◆ **THE TASK**
Print out every line, exactly as written.

◆ **DATA SHOWN**
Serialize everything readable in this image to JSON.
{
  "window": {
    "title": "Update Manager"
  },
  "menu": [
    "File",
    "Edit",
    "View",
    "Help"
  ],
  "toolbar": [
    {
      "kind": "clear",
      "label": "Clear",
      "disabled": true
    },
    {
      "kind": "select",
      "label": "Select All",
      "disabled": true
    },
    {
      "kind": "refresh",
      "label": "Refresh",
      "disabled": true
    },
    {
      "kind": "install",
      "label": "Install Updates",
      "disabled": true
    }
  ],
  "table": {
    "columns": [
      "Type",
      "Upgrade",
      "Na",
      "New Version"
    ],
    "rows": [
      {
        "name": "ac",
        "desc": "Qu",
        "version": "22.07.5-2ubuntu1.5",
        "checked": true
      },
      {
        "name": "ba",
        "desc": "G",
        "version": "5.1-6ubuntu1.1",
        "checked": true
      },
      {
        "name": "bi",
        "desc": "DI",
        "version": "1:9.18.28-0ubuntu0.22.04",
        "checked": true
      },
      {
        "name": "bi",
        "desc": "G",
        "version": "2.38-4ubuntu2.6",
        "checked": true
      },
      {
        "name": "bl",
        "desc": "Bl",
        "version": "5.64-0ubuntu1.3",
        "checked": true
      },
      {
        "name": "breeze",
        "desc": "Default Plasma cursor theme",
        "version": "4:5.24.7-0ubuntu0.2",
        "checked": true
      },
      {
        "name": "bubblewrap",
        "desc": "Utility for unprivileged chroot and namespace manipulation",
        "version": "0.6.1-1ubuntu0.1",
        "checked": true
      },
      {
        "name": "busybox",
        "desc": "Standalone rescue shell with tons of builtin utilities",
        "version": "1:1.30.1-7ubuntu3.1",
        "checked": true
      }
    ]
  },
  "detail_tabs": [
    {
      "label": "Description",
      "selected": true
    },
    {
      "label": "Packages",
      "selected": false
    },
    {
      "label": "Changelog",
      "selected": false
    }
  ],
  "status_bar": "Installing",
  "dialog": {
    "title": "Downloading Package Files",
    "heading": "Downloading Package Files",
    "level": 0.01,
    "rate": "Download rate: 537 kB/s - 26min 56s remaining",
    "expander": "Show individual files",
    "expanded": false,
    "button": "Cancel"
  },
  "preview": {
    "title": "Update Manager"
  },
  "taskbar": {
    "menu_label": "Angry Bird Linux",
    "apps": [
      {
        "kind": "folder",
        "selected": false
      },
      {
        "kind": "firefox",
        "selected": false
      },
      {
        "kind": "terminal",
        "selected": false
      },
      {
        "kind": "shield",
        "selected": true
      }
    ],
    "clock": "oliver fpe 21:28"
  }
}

◆ **RESPONSE TO THIS EXERCISE**
Serialize everything readable in this image to JSON.
{
  "window": {
    "title": "Update Manager"
  },
  "menu": [
    "File",
    "Edit",
    "View",
    "Help"
  ],
  "toolbar": [
    {
      "kind": "clear",
      "label": "Clear",
      "disabled": true
    },
    {
      "kind": "select",
      "label": "Select All",
      "disabled": true
    },
    {
      "kind": "refresh",
      "label": "Refresh",
      "disabled": true
    },
    {
      "kind": "install",
      "label": "Install Updates",
      "disabled": true
    }
  ],
  "table": {
    "columns": [
      "Type",
      "Upgrade",
      "Na",
      "New Version"
    ],
    "rows": [
      {
        "name": "ac",
        "desc": "Qu",
        "version": "22.07.5-2ubuntu1.5",
        "checked": true
      },
      {
        "name": "ba",
        "desc": "G",
        "version": "5.1-6ubuntu1.1",
        "checked": true
      },
      {
        "name": "bi",
        "desc": "DI",
        "version": "1:9.18.28-0ubuntu0.22.04",
        "checked": true
      },
      {
        "name": "bi",
        "desc": "G",
        "version": "2.38-4ubuntu2.6",
        "checked": true
      },
      {
        "name": "bl",
        "desc": "Bl",
        "version": "5.64-0ubuntu1.3",
        "checked": true
      },
      {
        "name": "breeze",
        "desc": "Default Plasma cursor theme",
        "version": "4:5.24.7-0ubuntu0.2",
        "checked": true
      },
      {
        "name": "bubblewrap",
        "desc": "Utility for unprivileged chroot and namespace manipulation",
        "version": "0.6.1-1ubuntu0.1",
        "checked": true
      },
      {
        "name": "busybox",
        "desc": "Standalone rescue shell with tons of builtin utilities",
        "version": "1:1.30.1-7ubuntu3.1",
        "checked": true
      }
    ]
  },
  "detail_tabs": [
    {
      "label": "Description",
      "selected": true
    },
    {
      "label": "Packages",
      "selected": false
    },
    {
      "label": "Changelog",
      "selected": false
    }
  ],
  "status_bar": "Installing",
  "dialog": {
    "title": "Downloading Package Files",
    "heading": "Downloading Package Files",
    "level": 0.01,
    "rate": "Download rate: 537 kB/s - 26min 56s remaining",
    "expander": "Show individual files",
    "expanded": false,
    "button": "Cancel"
  },
  "preview": {
    "title": "Update Manager"
  },
  "taskbar": {
    "menu_label": "Angry Bird Linux",
    "apps": [
      {
        "kind": "folder",
        "selected": false
      },
      {
        "kind": "firefox",
        "selected": false
      },
      {
        "kind": "terminal",
        "selected": false
      },
      {
        "kind": "shield",
        "selected": true
      }
    ],
    "clock": "oliver fpe 21:28"
  }
}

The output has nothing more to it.